PROBLEM DETAILS: Collect every line in the records below that contains the word "name".

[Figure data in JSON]
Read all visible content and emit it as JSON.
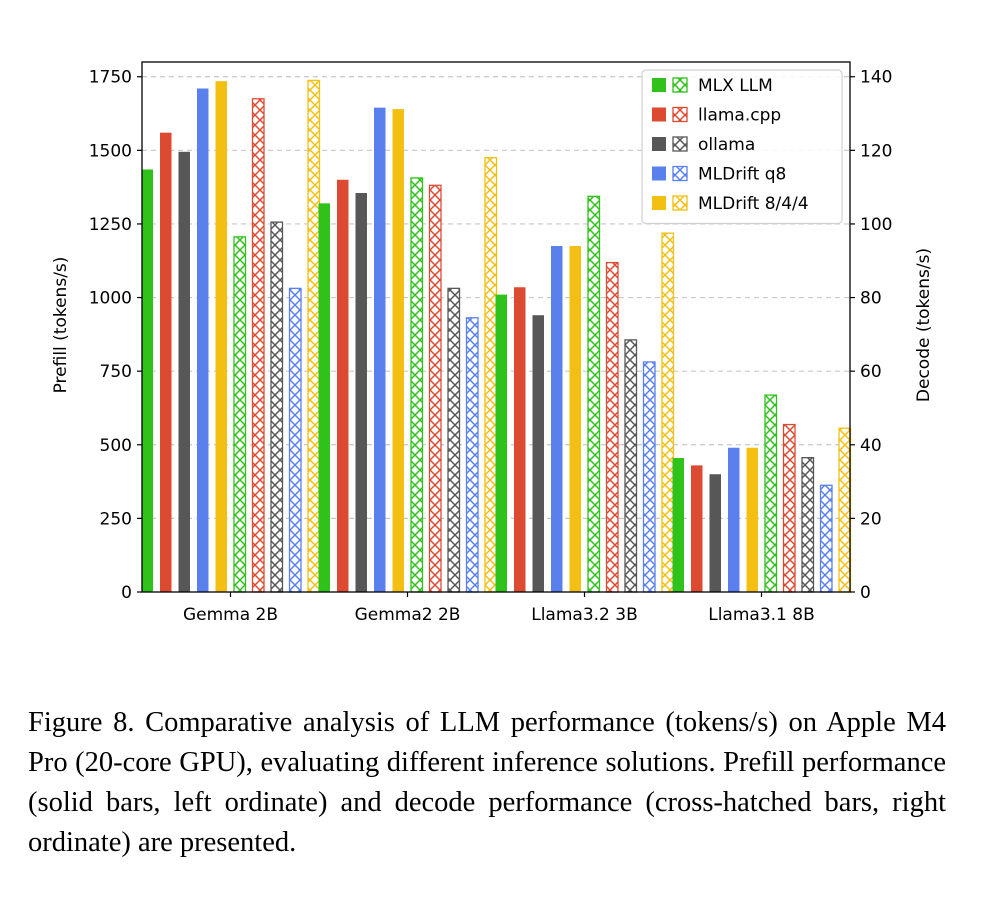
{
  "chart_data": {
    "type": "bar",
    "title": "",
    "categories": [
      "Gemma 2B",
      "Gemma2 2B",
      "Llama3.2 3B",
      "Llama3.1 8B"
    ],
    "ylabel_left": "Prefill (tokens/s)",
    "ylabel_right": "Decode (tokens/s)",
    "ylim_left": [
      0,
      1800
    ],
    "ylim_right": [
      0,
      144
    ],
    "yticks_left": [
      0,
      250,
      500,
      750,
      1000,
      1250,
      1500,
      1750
    ],
    "yticks_right": [
      0,
      20,
      40,
      60,
      80,
      100,
      120,
      140
    ],
    "grid": "horizontal dashed",
    "legend_position": "top-right",
    "series": [
      {
        "name": "MLX LLM",
        "color": "#2ec21a",
        "prefill": [
          1435,
          1320,
          1010,
          455
        ],
        "decode": [
          96.5,
          112.5,
          107.5,
          53.5
        ]
      },
      {
        "name": "llama.cpp",
        "color": "#dd4a32",
        "prefill": [
          1560,
          1400,
          1035,
          430
        ],
        "decode": [
          134,
          110.5,
          89.5,
          45.5
        ]
      },
      {
        "name": "ollama",
        "color": "#575757",
        "prefill": [
          1495,
          1355,
          940,
          400
        ],
        "decode": [
          100.5,
          82.5,
          68.5,
          36.5
        ]
      },
      {
        "name": "MLDrift q8",
        "color": "#5a80ee",
        "prefill": [
          1710,
          1645,
          1175,
          490
        ],
        "decode": [
          82.5,
          74.5,
          62.5,
          29
        ]
      },
      {
        "name": "MLDrift 8/4/4",
        "color": "#f4bf13",
        "prefill": [
          1735,
          1640,
          1175,
          490
        ],
        "decode": [
          139,
          118,
          97.5,
          44.5
        ]
      }
    ]
  },
  "caption": {
    "text": "Figure 8. Comparative analysis of LLM performance (tokens/s) on Apple M4 Pro (20-core GPU), evaluating different inference solutions. Prefill performance (solid bars, left ordinate) and decode performance (cross-hatched bars, right ordinate) are presented."
  }
}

RESPONSE TO THIS TASK:
        "name": "MLX LLM",
        "name": "llama.cpp",
        "name": "ollama",
        "name": "MLDrift q8",
        "name": "MLDrift 8/4/4",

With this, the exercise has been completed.